-- PROBLEM --
Repeat, exactly and completely, the material that follows. Omit the pictures.

-- AVAILABLE DATA --
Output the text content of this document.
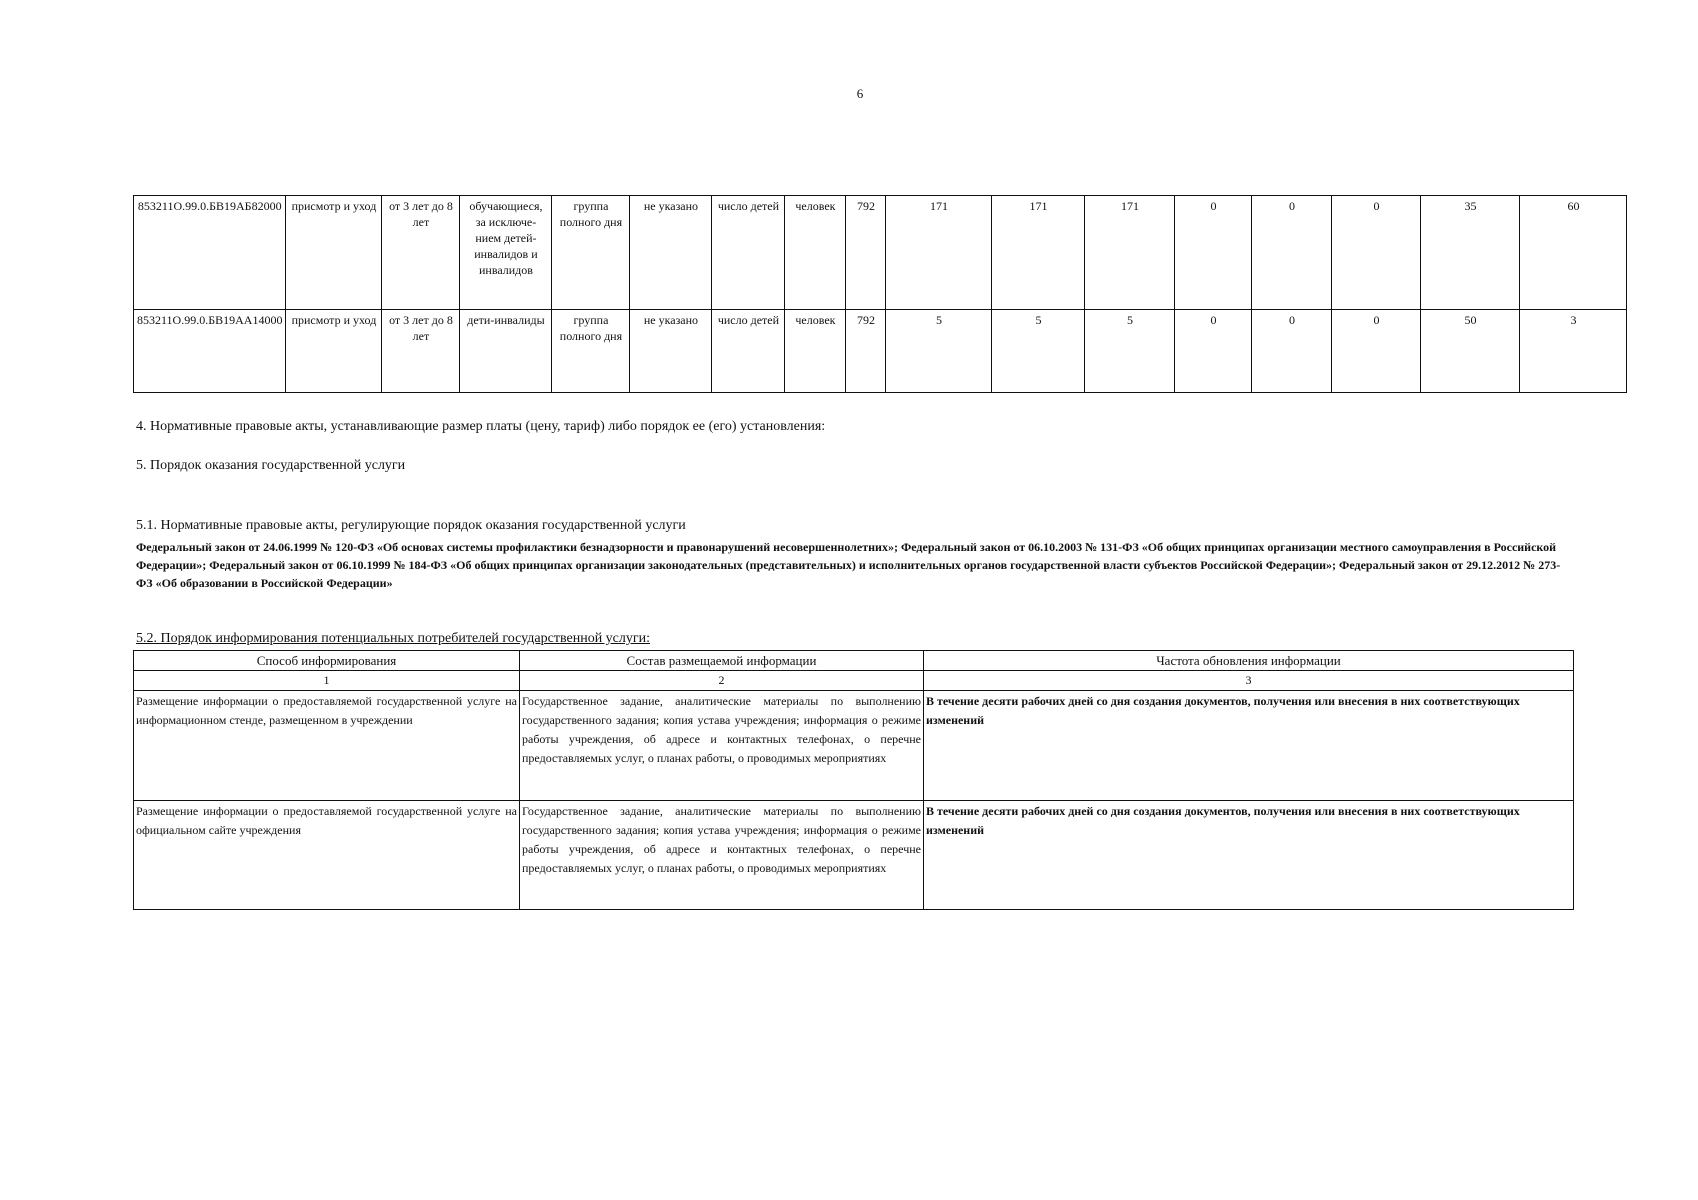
6
853211О.99.0.БВ19АБ82000	присмотр и уход	от 3 лет до 8 лет	обучающиеся, за исключе-нием детей-инвалидов и инвалидов	группа полного дня	не указано	число детей	человек	792	171	171	171	0	0	0	35	60
853211О.99.0.БВ19АА14000	присмотр и уход	от 3 лет до 8 лет	дети-инвалиды	группа полного дня	не указано	число детей	человек	792	5	5	5	0	0	0	50	3
4. Нормативные правовые акты, устанавливающие размер платы (цену, тариф) либо порядок ее (его) установления:
5. Порядок оказания государственной услуги
5.1. Нормативные правовые акты, регулирующие порядок оказания государственной услуги
Федеральный закон от 24.06.1999 № 120-ФЗ «Об основах системы профилактики безнадзорности и правонарушений несовершеннолетних»; Федеральный закон от 06.10.2003 № 131-ФЗ «Об общих принципах организации местного самоуправления в Российской Федерации»; Федеральный закон от 06.10.1999 № 184-ФЗ «Об общих принципах организации законодательных (представительных) и исполнительных органов государственной власти субъектов Российской Федерации»; Федеральный закон от 29.12.2012 № 273-ФЗ «Об образовании в Российской Федерации»
5.2. Порядок информирования потенциальных потребителей государственной услуги:
Способ информирования	Состав размещаемой информации	Частота обновления информации
1	2	3
Размещение информации о предоставляемой государственной услуге на информационном стенде, размещенном в учреждении	Государственное задание, аналитические материалы по выполнению государственного задания; копия устава учреждения; информация о режиме работы учреждения, об адресе и контактных телефонах, о перечне предоставляемых услуг, о планах работы, о проводимых мероприятиях	В течение десяти рабочих дней со дня создания документов, получения или внесения в них соответствующих изменений
Размещение информации о предоставляемой государственной услуге на официальном сайте учреждения	Государственное задание, аналитические материалы по выполнению государственного задания; копия устава учреждения; информация о режиме работы учреждения, об адресе и контактных телефонах, о перечне предоставляемых услуг, о планах работы, о проводимых мероприятиях	В течение десяти рабочих дней со дня создания документов, получения или внесения в них соответствующих изменений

-- TASK RESULT --
Output the text content of this document.
6
853211О.99.0.БВ19АБ82000	присмотр и уход	от 3 лет до 8 лет	обучающиеся, за исключе-нием детей-инвалидов и инвалидов	группа полного дня	не указано	число детей	человек	792	171	171	171	0	0	0	35	60
853211О.99.0.БВ19АА14000	присмотр и уход	от 3 лет до 8 лет	дети-инвалиды	группа полного дня	не указано	число детей	человек	792	5	5	5	0	0	0	50	3
4. Нормативные правовые акты, устанавливающие размер платы (цену, тариф) либо порядок ее (его) установления:
5. Порядок оказания государственной услуги
5.1. Нормативные правовые акты, регулирующие порядок оказания государственной услуги
Федеральный закон от 24.06.1999 № 120-ФЗ «Об основах системы профилактики безнадзорности и правонарушений несовершеннолетних»; Федеральный закон от 06.10.2003 № 131-ФЗ «Об общих принципах организации местного самоуправления в Российской Федерации»; Федеральный закон от 06.10.1999 № 184-ФЗ «Об общих принципах организации законодательных (представительных) и исполнительных органов государственной власти субъектов Российской Федерации»; Федеральный закон от 29.12.2012 № 273-ФЗ «Об образовании в Российской Федерации»
5.2. Порядок информирования потенциальных потребителей государственной услуги:
Способ информирования	Состав размещаемой информации	Частота обновления информации
1	2	3
Размещение информации о предоставляемой государственной услуге на информационном стенде, размещенном в учреждении	Государственное задание, аналитические материалы по выполнению государственного задания; копия устава учреждения; информация о режиме работы учреждения, об адресе и контактных телефонах, о перечне предоставляемых услуг, о планах работы, о проводимых мероприятиях	В течение десяти рабочих дней со дня создания документов, получения или внесения в них соответствующих изменений
Размещение информации о предоставляемой государственной услуге на официальном сайте учреждения	Государственное задание, аналитические материалы по выполнению государственного задания; копия устава учреждения; информация о режиме работы учреждения, об адресе и контактных телефонах, о перечне предоставляемых услуг, о планах работы, о проводимых мероприятиях	В течение десяти рабочих дней со дня создания документов, получения или внесения в них соответствующих изменений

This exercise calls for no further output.